start

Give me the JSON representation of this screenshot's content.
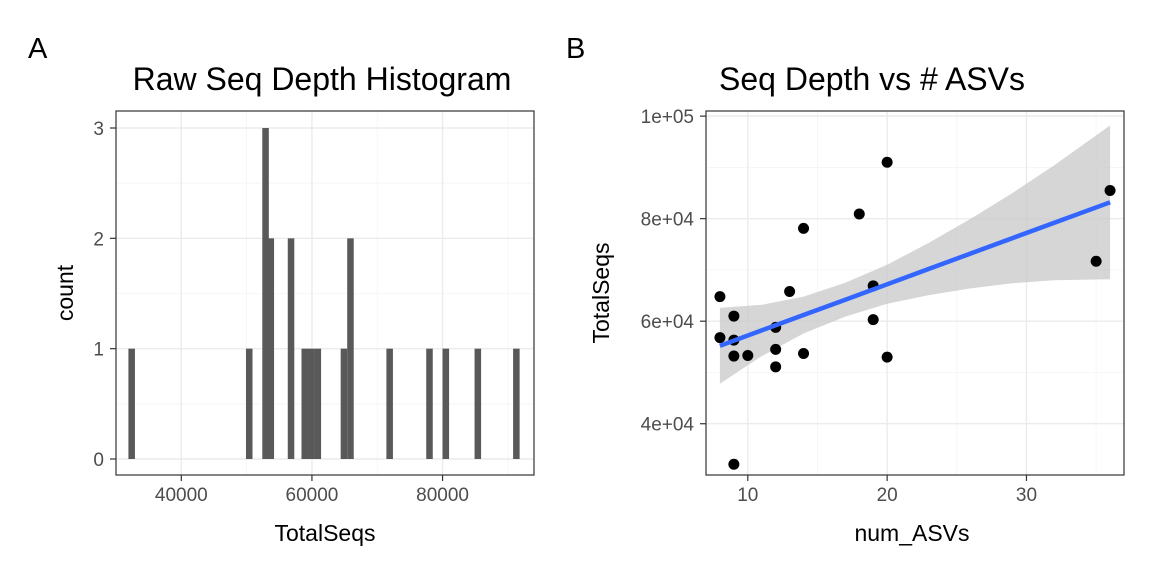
{
  "panels": {
    "a": {
      "tag": "A"
    },
    "b": {
      "tag": "B"
    }
  },
  "chart_data": [
    {
      "type": "bar",
      "subtype": "histogram",
      "title": "Raw Seq Depth Histogram",
      "xlabel": "TotalSeqs",
      "ylabel": "count",
      "xlim": [
        30000,
        94000
      ],
      "ylim": [
        0,
        3
      ],
      "xticks": [
        40000,
        60000,
        80000
      ],
      "yticks": [
        0,
        1,
        2,
        3
      ],
      "xtick_labels": [
        "40000",
        "60000",
        "80000"
      ],
      "ytick_labels": [
        "0",
        "1",
        "2",
        "3"
      ],
      "bin_width": 1000,
      "bar_color": "#595959",
      "grid": true,
      "bins": [
        {
          "start": 31900,
          "count": 1
        },
        {
          "start": 49900,
          "count": 1
        },
        {
          "start": 52400,
          "count": 3
        },
        {
          "start": 53200,
          "count": 2
        },
        {
          "start": 56300,
          "count": 2
        },
        {
          "start": 58400,
          "count": 1
        },
        {
          "start": 59400,
          "count": 1
        },
        {
          "start": 60400,
          "count": 1
        },
        {
          "start": 64400,
          "count": 1
        },
        {
          "start": 65400,
          "count": 2
        },
        {
          "start": 71400,
          "count": 1
        },
        {
          "start": 77500,
          "count": 1
        },
        {
          "start": 80000,
          "count": 1
        },
        {
          "start": 84900,
          "count": 1
        },
        {
          "start": 90800,
          "count": 1
        }
      ]
    },
    {
      "type": "scatter",
      "title": "Seq Depth vs # ASVs",
      "xlabel": "num_ASVs",
      "ylabel": "TotalSeqs",
      "xlim": [
        7,
        37
      ],
      "ylim": [
        30000,
        101000
      ],
      "xticks": [
        10,
        20,
        30
      ],
      "yticks": [
        40000,
        60000,
        80000,
        100000
      ],
      "xtick_labels": [
        "10",
        "20",
        "30"
      ],
      "ytick_labels": [
        "4e+04",
        "6e+04",
        "8e+04",
        "1e+05"
      ],
      "point_color": "#000000",
      "grid": true,
      "points": [
        {
          "x": 8,
          "y": 64800
        },
        {
          "x": 8,
          "y": 56800
        },
        {
          "x": 9,
          "y": 61000
        },
        {
          "x": 9,
          "y": 56300
        },
        {
          "x": 9,
          "y": 53200
        },
        {
          "x": 9,
          "y": 32100
        },
        {
          "x": 10,
          "y": 53300
        },
        {
          "x": 12,
          "y": 58800
        },
        {
          "x": 12,
          "y": 54500
        },
        {
          "x": 12,
          "y": 51100
        },
        {
          "x": 13,
          "y": 65800
        },
        {
          "x": 14,
          "y": 78100
        },
        {
          "x": 14,
          "y": 53700
        },
        {
          "x": 18,
          "y": 80900
        },
        {
          "x": 19,
          "y": 66900
        },
        {
          "x": 19,
          "y": 60300
        },
        {
          "x": 20,
          "y": 91000
        },
        {
          "x": 20,
          "y": 53000
        },
        {
          "x": 35,
          "y": 71700
        },
        {
          "x": 36,
          "y": 85500
        }
      ],
      "fit_line": {
        "method": "linear",
        "color": "#3366ff",
        "band_color": "#c8c8c8",
        "x": [
          8,
          11,
          14,
          17,
          20,
          23,
          26,
          29,
          32,
          36
        ],
        "y": [
          55200,
          58200,
          61200,
          64200,
          67200,
          70200,
          73200,
          76200,
          79200,
          83200
        ],
        "ci_lower": [
          47800,
          53200,
          57600,
          60900,
          63400,
          65100,
          66400,
          67400,
          68000,
          68200
        ],
        "ci_upper": [
          62600,
          63200,
          64800,
          67500,
          71000,
          75300,
          80000,
          85000,
          90400,
          98200
        ]
      }
    }
  ]
}
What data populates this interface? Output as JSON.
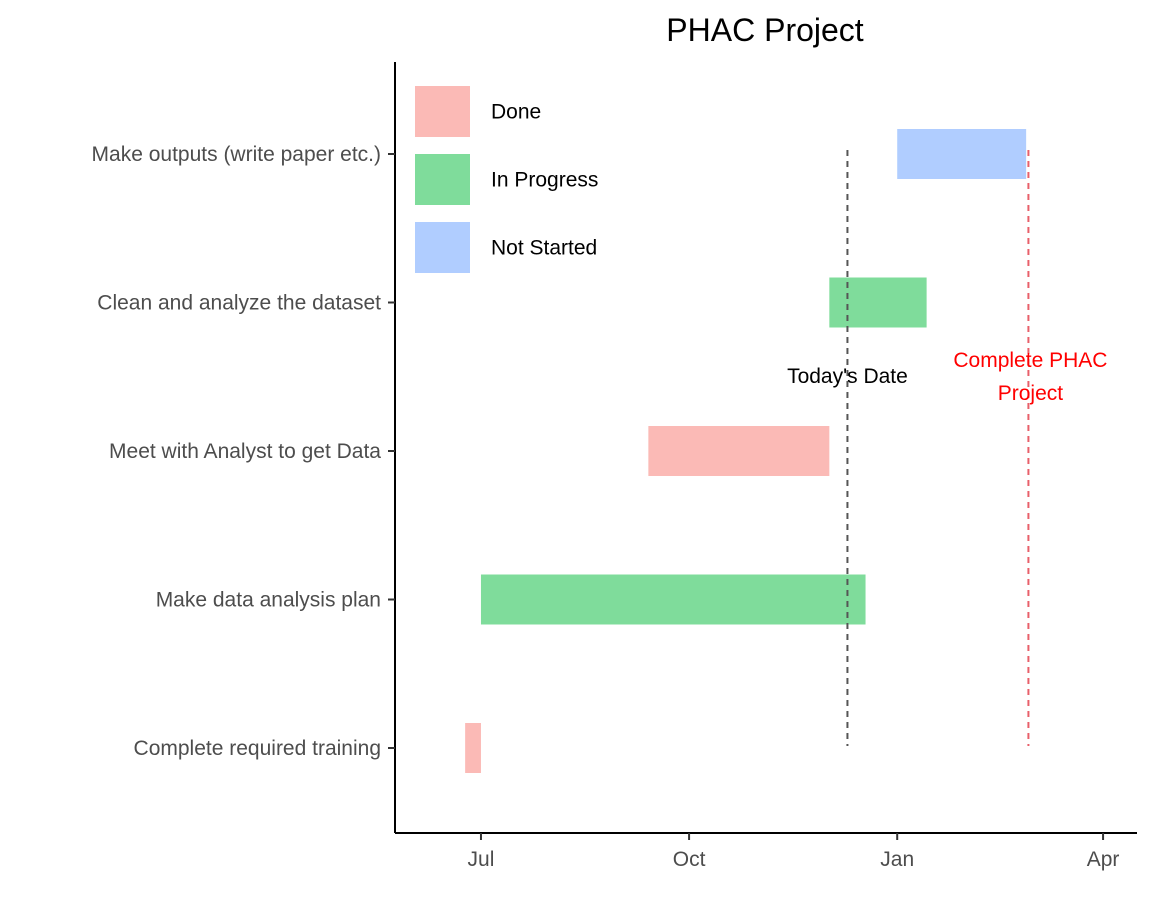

end

Skip the pictures, then retype every line above exactly.

Give me the JSON representation of this screenshot's content.
{
  "panels": {
    "a": {
      "tag": "A"
    },
    "b": {
      "tag": "B"
    }
  },
  "chart_data": [
    {
      "type": "bar",
      "subtype": "histogram",
      "title": "Raw Seq Depth Histogram",
      "xlabel": "TotalSeqs",
      "ylabel": "count",
      "xlim": [
        30000,
        94000
      ],
      "ylim": [
        0,
        3
      ],
      "xticks": [
        40000,
        60000,
        80000
      ],
      "yticks": [
        0,
        1,
        2,
        3
      ],
      "xtick_labels": [
        "40000",
        "60000",
        "80000"
      ],
      "ytick_labels": [
        "0",
        "1",
        "2",
        "3"
      ],
      "bin_width": 1000,
      "bar_color": "#595959",
      "grid": true,
      "bins": [
        {
          "start": 31900,
          "count": 1
        },
        {
          "start": 49900,
          "count": 1
        },
        {
          "start": 52400,
          "count": 3
        },
        {
          "start": 53200,
          "count": 2
        },
        {
          "start": 56300,
          "count": 2
        },
        {
          "start": 58400,
          "count": 1
        },
        {
          "start": 59400,
          "count": 1
        },
        {
          "start": 60400,
          "count": 1
        },
        {
          "start": 64400,
          "count": 1
        },
        {
          "start": 65400,
          "count": 2
        },
        {
          "start": 71400,
          "count": 1
        },
        {
          "start": 77500,
          "count": 1
        },
        {
          "start": 80000,
          "count": 1
        },
        {
          "start": 84900,
          "count": 1
        },
        {
          "start": 90800,
          "count": 1
        }
      ]
    },
    {
      "type": "scatter",
      "title": "Seq Depth vs # ASVs",
      "xlabel": "num_ASVs",
      "ylabel": "TotalSeqs",
      "xlim": [
        7,
        37
      ],
      "ylim": [
        30000,
        101000
      ],
      "xticks": [
        10,
        20,
        30
      ],
      "yticks": [
        40000,
        60000,
        80000,
        100000
      ],
      "xtick_labels": [
        "10",
        "20",
        "30"
      ],
      "ytick_labels": [
        "4e+04",
        "6e+04",
        "8e+04",
        "1e+05"
      ],
      "point_color": "#000000",
      "grid": true,
      "points": [
        {
          "x": 8,
          "y": 64800
        },
        {
          "x": 8,
          "y": 56800
        },
        {
          "x": 9,
          "y": 61000
        },
        {
          "x": 9,
          "y": 56300
        },
        {
          "x": 9,
          "y": 53200
        },
        {
          "x": 9,
          "y": 32100
        },
        {
          "x": 10,
          "y": 53300
        },
        {
          "x": 12,
          "y": 58800
        },
        {
          "x": 12,
          "y": 54500
        },
        {
          "x": 12,
          "y": 51100
        },
        {
          "x": 13,
          "y": 65800
        },
        {
          "x": 14,
          "y": 78100
        },
        {
          "x": 14,
          "y": 53700
        },
        {
          "x": 18,
          "y": 80900
        },
        {
          "x": 19,
          "y": 66900
        },
        {
          "x": 19,
          "y": 60300
        },
        {
          "x": 20,
          "y": 91000
        },
        {
          "x": 20,
          "y": 53000
        },
        {
          "x": 35,
          "y": 71700
        },
        {
          "x": 36,
          "y": 85500
        }
      ],
      "fit_line": {
        "method": "linear",
        "color": "#3366ff",
        "band_color": "#c8c8c8",
        "x": [
          8,
          11,
          14,
          17,
          20,
          23,
          26,
          29,
          32,
          36
        ],
        "y": [
          55200,
          58200,
          61200,
          64200,
          67200,
          70200,
          73200,
          76200,
          79200,
          83200
        ],
        "ci_lower": [
          47800,
          53200,
          57600,
          60900,
          63400,
          65100,
          66400,
          67400,
          68000,
          68200
        ],
        "ci_upper": [
          62600,
          63200,
          64800,
          67500,
          71000,
          75300,
          80000,
          85000,
          90400,
          98200
        ]
      }
    }
  ]
}
What data populates this interface? Output as JSON.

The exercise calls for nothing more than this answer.